**Exercise objective:** From the listing below, select every line where the word "identify" appears.

* start Provided records *

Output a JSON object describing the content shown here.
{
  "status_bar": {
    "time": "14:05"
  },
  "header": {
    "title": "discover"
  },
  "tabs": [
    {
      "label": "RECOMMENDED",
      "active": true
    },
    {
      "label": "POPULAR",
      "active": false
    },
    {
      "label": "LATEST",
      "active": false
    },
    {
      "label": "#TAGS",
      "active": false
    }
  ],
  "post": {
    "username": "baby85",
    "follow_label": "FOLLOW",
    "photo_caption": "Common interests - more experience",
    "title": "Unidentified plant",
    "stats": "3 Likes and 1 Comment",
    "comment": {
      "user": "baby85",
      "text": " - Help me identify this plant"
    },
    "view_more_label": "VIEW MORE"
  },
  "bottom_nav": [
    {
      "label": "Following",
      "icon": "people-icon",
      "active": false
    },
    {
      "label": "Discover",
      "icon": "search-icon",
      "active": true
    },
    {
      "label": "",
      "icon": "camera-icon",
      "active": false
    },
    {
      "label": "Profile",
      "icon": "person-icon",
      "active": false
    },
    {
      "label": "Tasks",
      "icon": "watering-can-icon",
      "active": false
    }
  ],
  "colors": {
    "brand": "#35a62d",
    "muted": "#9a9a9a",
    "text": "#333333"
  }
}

* end Provided records *
* start Provided records *

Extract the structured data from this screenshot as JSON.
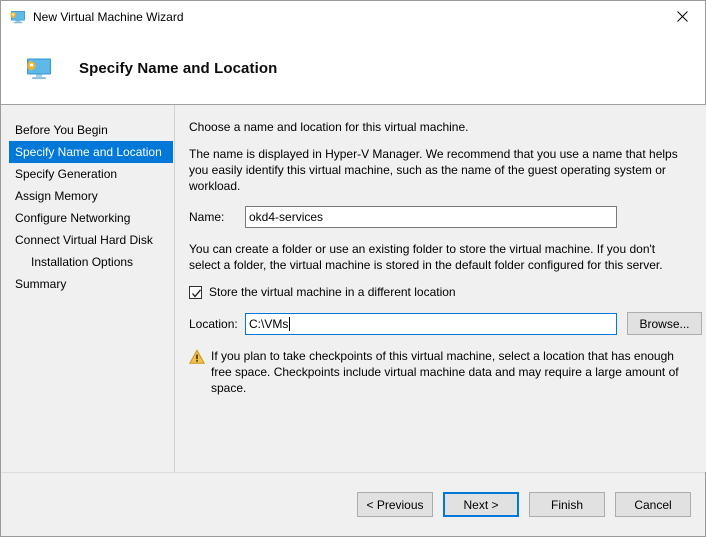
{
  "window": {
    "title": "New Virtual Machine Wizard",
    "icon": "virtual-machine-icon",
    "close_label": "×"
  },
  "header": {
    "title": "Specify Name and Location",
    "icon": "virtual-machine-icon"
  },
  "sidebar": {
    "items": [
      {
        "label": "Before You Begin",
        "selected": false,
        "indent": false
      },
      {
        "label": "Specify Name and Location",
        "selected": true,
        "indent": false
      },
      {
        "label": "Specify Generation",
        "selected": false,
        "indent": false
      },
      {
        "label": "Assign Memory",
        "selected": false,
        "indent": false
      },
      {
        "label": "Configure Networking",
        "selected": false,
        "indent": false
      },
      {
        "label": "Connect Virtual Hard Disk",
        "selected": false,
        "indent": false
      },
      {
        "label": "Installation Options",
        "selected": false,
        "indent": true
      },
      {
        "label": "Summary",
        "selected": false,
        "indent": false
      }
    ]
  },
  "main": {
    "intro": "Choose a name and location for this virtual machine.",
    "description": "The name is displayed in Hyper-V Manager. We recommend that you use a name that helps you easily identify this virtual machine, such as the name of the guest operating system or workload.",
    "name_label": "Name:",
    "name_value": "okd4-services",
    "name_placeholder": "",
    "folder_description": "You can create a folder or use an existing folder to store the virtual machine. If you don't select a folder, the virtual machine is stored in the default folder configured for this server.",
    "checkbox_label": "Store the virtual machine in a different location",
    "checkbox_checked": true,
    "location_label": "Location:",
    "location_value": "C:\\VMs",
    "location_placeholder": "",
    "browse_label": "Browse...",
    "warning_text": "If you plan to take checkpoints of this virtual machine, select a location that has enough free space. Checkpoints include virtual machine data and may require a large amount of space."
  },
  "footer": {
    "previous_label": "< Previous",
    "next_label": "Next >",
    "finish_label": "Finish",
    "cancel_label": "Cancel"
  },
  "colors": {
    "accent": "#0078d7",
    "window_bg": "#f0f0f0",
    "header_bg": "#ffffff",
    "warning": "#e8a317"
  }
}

* end Provided records *

**Result of this task:**
      "text": " - Help me identify this plant"
    "description": "The name is displayed in Hyper-V Manager. We recommend that you use a name that helps you easily identify this virtual machine, such as the name of the guest operating system or workload.",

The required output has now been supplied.